Extract all of the data and reproduce it precisely.

## begin Information supplied

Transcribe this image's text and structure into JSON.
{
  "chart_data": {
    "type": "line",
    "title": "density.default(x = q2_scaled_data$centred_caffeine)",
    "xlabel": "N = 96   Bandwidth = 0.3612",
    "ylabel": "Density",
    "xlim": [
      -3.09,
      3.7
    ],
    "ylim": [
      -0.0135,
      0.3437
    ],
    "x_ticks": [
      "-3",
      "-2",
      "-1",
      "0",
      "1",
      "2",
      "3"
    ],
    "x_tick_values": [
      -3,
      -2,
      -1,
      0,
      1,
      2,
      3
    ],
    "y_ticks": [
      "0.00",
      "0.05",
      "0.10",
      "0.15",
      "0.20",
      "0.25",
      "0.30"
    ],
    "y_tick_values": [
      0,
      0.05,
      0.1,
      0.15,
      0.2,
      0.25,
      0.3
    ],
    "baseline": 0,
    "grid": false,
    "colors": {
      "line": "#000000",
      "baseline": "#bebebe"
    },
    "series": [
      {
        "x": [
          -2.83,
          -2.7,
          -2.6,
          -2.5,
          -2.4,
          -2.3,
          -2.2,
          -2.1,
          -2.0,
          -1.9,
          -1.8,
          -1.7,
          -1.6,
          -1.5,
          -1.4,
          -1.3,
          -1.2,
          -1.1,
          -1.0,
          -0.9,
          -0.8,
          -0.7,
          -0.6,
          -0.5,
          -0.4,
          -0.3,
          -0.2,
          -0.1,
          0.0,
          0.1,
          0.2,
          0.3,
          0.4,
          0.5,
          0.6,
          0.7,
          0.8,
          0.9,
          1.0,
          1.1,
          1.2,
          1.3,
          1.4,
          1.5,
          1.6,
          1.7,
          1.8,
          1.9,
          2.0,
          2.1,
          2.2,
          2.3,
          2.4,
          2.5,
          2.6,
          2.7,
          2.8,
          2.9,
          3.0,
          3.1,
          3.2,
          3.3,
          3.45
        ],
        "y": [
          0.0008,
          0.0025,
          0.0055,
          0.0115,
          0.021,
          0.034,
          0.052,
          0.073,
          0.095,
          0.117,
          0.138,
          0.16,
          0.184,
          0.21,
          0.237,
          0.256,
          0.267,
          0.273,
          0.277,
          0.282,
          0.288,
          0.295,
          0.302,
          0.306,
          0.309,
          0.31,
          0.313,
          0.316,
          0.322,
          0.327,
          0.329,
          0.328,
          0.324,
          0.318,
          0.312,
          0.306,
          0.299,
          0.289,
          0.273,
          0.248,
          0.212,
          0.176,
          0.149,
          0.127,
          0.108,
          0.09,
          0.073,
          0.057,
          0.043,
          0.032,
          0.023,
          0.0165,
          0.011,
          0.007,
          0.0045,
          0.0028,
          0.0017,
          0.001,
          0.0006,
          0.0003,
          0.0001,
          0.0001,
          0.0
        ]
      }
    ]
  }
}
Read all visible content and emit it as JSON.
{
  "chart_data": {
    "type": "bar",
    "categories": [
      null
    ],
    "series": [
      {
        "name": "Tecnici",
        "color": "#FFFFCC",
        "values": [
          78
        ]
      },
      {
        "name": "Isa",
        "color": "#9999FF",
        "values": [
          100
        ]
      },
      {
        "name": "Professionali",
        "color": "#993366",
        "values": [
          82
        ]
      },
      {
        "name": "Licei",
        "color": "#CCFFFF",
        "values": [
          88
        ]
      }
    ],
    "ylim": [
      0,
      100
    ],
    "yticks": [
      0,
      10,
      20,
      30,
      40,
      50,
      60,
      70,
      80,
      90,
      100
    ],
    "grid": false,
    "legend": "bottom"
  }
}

## end Information supplied

> Response to this exercise:
Transcribe this image's text and structure into JSON.
{
  "chart_data": {
    "type": "line",
    "title": "density.default(x = q2_scaled_data$centred_caffeine)",
    "xlabel": "N = 96   Bandwidth = 0.3612",
    "ylabel": "Density",
    "xlim": [
      -3.09,
      3.7
    ],
    "ylim": [
      -0.0135,
      0.3437
    ],
    "x_ticks": [
      "-3",
      "-2",
      "-1",
      "0",
      "1",
      "2",
      "3"
    ],
    "x_tick_values": [
      -3,
      -2,
      -1,
      0,
      1,
      2,
      3
    ],
    "y_ticks": [
      "0.00",
      "0.05",
      "0.10",
      "0.15",
      "0.20",
      "0.25",
      "0.30"
    ],
    "y_tick_values": [
      0,
      0.05,
      0.1,
      0.15,
      0.2,
      0.25,
      0.3
    ],
    "baseline": 0,
    "grid": false,
    "colors": {
      "line": "#000000",
      "baseline": "#bebebe"
    },
    "series": [
      {
        "x": [
          -2.83,
          -2.7,
          -2.6,
          -2.5,
          -2.4,
          -2.3,
          -2.2,
          -2.1,
          -2.0,
          -1.9,
          -1.8,
          -1.7,
          -1.6,
          -1.5,
          -1.4,
          -1.3,
          -1.2,
          -1.1,
          -1.0,
          -0.9,
          -0.8,
          -0.7,
          -0.6,
          -0.5,
          -0.4,
          -0.3,
          -0.2,
          -0.1,
          0.0,
          0.1,
          0.2,
          0.3,
          0.4,
          0.5,
          0.6,
          0.7,
          0.8,
          0.9,
          1.0,
          1.1,
          1.2,
          1.3,
          1.4,
          1.5,
          1.6,
          1.7,
          1.8,
          1.9,
          2.0,
          2.1,
          2.2,
          2.3,
          2.4,
          2.5,
          2.6,
          2.7,
          2.8,
          2.9,
          3.0,
          3.1,
          3.2,
          3.3,
          3.45
        ],
        "y": [
          0.0008,
          0.0025,
          0.0055,
          0.0115,
          0.021,
          0.034,
          0.052,
          0.073,
          0.095,
          0.117,
          0.138,
          0.16,
          0.184,
          0.21,
          0.237,
          0.256,
          0.267,
          0.273,
          0.277,
          0.282,
          0.288,
          0.295,
          0.302,
          0.306,
          0.309,
          0.31,
          0.313,
          0.316,
          0.322,
          0.327,
          0.329,
          0.328,
          0.324,
          0.318,
          0.312,
          0.306,
          0.299,
          0.289,
          0.273,
          0.248,
          0.212,
          0.176,
          0.149,
          0.127,
          0.108,
          0.09,
          0.073,
          0.057,
          0.043,
          0.032,
          0.023,
          0.0165,
          0.011,
          0.007,
          0.0045,
          0.0028,
          0.0017,
          0.001,
          0.0006,
          0.0003,
          0.0001,
          0.0001,
          0.0
        ]
      }
    ]
  }
}
Read all visible content and emit it as JSON.
{
  "chart_data": {
    "type": "bar",
    "categories": [
      null
    ],
    "series": [
      {
        "name": "Tecnici",
        "color": "#FFFFCC",
        "values": [
          78
        ]
      },
      {
        "name": "Isa",
        "color": "#9999FF",
        "values": [
          100
        ]
      },
      {
        "name": "Professionali",
        "color": "#993366",
        "values": [
          82
        ]
      },
      {
        "name": "Licei",
        "color": "#CCFFFF",
        "values": [
          88
        ]
      }
    ],
    "ylim": [
      0,
      100
    ],
    "yticks": [
      0,
      10,
      20,
      30,
      40,
      50,
      60,
      70,
      80,
      90,
      100
    ],
    "grid": false,
    "legend": "bottom"
  }
}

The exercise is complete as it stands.